Write out each record below exactly as it appears, with no pictures.

──────── RECORD SET ────────

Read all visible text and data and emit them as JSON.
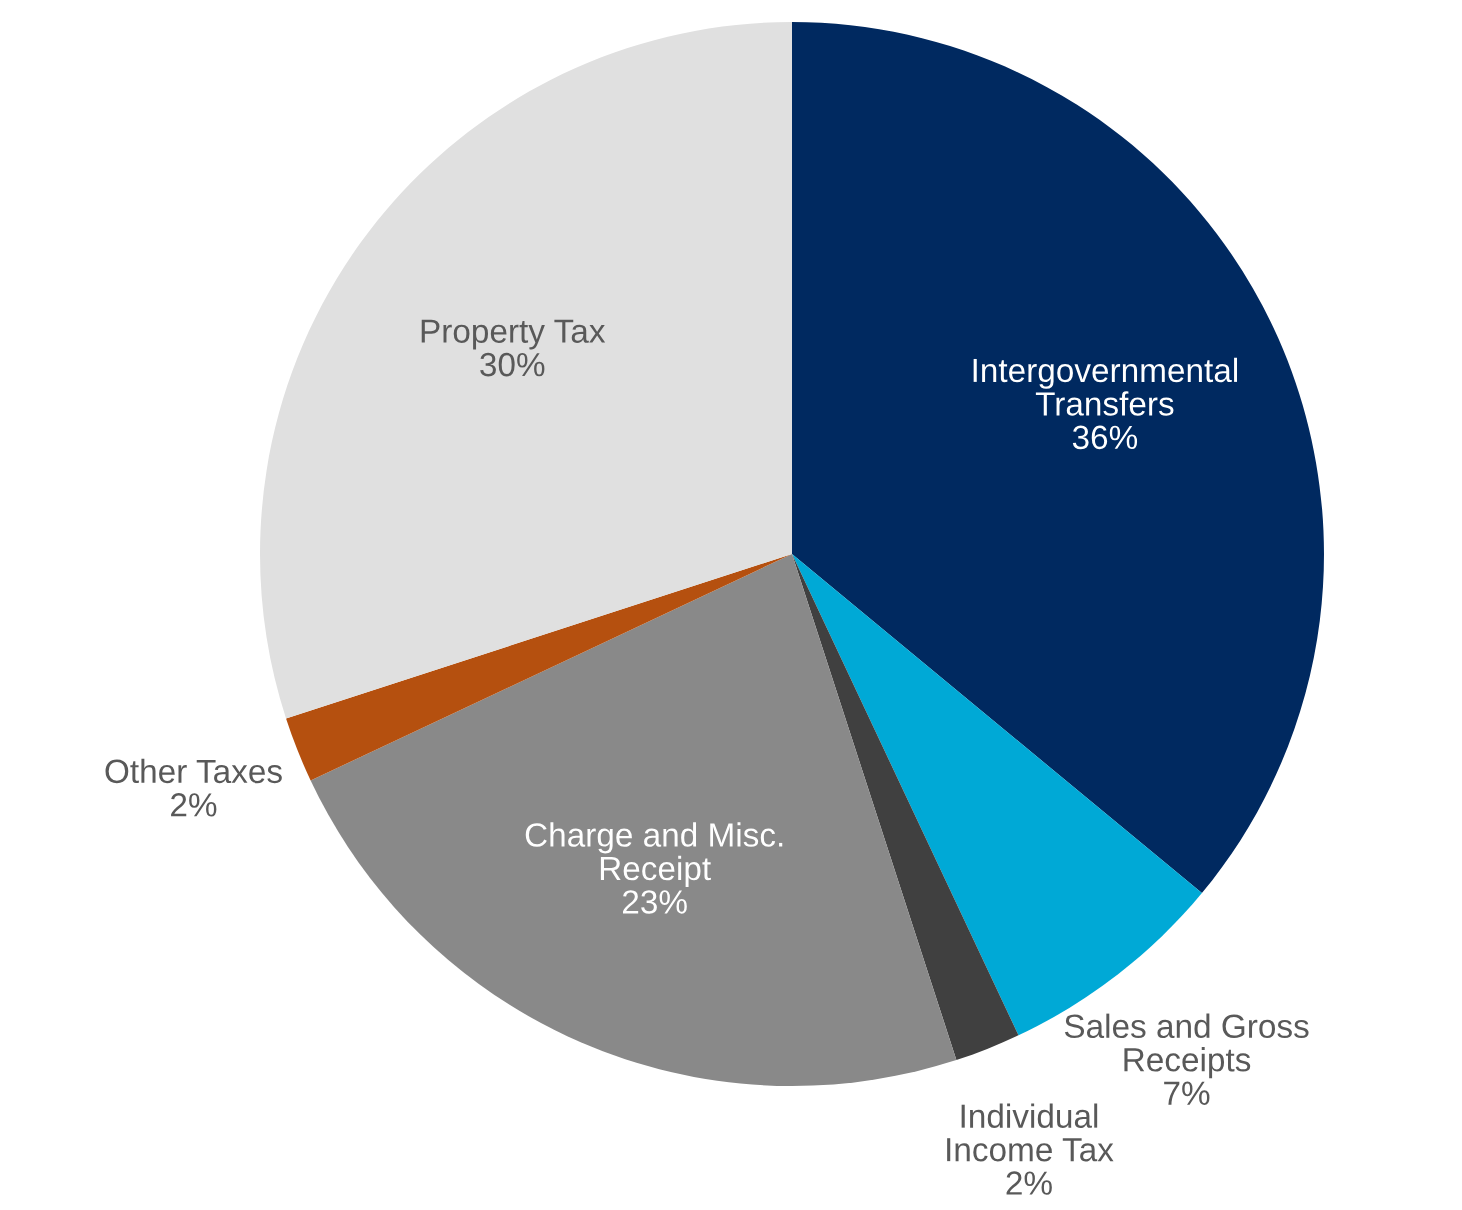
{
  "chart_data": {
    "type": "pie",
    "categories": [
      "Intergovernmental\nTransfers",
      "Sales and Gross\nReceipts",
      "Individual\nIncome Tax",
      "Charge and Misc.\nReceipt",
      "Other Taxes",
      "Property Tax"
    ],
    "values": [
      36,
      7,
      2,
      23,
      2,
      30
    ],
    "value_labels": [
      "36%",
      "7%",
      "2%",
      "23%",
      "2%",
      "30%"
    ],
    "colors": [
      "#002960",
      "#00a9d6",
      "#404040",
      "#898989",
      "#b5500f",
      "#e0e0e0"
    ],
    "legend": false
  }
}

────────

- [RESPONSE FOR THIS EXERCISE]
Read all visible text and data and emit them as JSON.
{
  "chart_data": {
    "type": "pie",
    "categories": [
      "Intergovernmental\nTransfers",
      "Sales and Gross\nReceipts",
      "Individual\nIncome Tax",
      "Charge and Misc.\nReceipt",
      "Other Taxes",
      "Property Tax"
    ],
    "values": [
      36,
      7,
      2,
      23,
      2,
      30
    ],
    "value_labels": [
      "36%",
      "7%",
      "2%",
      "23%",
      "2%",
      "30%"
    ],
    "colors": [
      "#002960",
      "#00a9d6",
      "#404040",
      "#898989",
      "#b5500f",
      "#e0e0e0"
    ],
    "legend": false
  }
}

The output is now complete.